GOAL - What follows is a listing. Return every line of it exactly.

++++ AVAILABLE DATA

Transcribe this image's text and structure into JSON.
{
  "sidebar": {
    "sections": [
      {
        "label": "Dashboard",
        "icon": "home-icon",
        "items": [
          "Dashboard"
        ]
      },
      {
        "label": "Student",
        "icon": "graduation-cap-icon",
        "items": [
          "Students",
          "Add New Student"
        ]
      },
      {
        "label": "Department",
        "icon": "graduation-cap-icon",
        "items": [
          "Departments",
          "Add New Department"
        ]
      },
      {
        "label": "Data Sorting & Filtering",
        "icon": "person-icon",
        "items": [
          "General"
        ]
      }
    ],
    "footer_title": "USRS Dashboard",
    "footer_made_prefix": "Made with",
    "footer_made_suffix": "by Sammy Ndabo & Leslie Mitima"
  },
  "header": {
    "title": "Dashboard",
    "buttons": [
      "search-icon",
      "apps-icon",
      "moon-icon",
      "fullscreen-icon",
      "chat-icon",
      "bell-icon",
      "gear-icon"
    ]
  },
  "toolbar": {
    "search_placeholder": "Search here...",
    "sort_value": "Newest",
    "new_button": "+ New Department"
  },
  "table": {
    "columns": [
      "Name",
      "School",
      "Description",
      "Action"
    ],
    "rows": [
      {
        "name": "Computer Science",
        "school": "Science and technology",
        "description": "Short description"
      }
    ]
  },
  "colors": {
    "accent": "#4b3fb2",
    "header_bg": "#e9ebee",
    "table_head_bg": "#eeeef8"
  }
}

++++++++

WRITTEN SOLUTION -
Transcribe this image's text and structure into JSON.
{
  "sidebar": {
    "sections": [
      {
        "label": "Dashboard",
        "icon": "home-icon",
        "items": [
          "Dashboard"
        ]
      },
      {
        "label": "Student",
        "icon": "graduation-cap-icon",
        "items": [
          "Students",
          "Add New Student"
        ]
      },
      {
        "label": "Department",
        "icon": "graduation-cap-icon",
        "items": [
          "Departments",
          "Add New Department"
        ]
      },
      {
        "label": "Data Sorting & Filtering",
        "icon": "person-icon",
        "items": [
          "General"
        ]
      }
    ],
    "footer_title": "USRS Dashboard",
    "footer_made_prefix": "Made with",
    "footer_made_suffix": "by Sammy Ndabo & Leslie Mitima"
  },
  "header": {
    "title": "Dashboard",
    "buttons": [
      "search-icon",
      "apps-icon",
      "moon-icon",
      "fullscreen-icon",
      "chat-icon",
      "bell-icon",
      "gear-icon"
    ]
  },
  "toolbar": {
    "search_placeholder": "Search here...",
    "sort_value": "Newest",
    "new_button": "+ New Department"
  },
  "table": {
    "columns": [
      "Name",
      "School",
      "Description",
      "Action"
    ],
    "rows": [
      {
        "name": "Computer Science",
        "school": "Science and technology",
        "description": "Short description"
      }
    ]
  },
  "colors": {
    "accent": "#4b3fb2",
    "header_bg": "#e9ebee",
    "table_head_bg": "#eeeef8"
  }
}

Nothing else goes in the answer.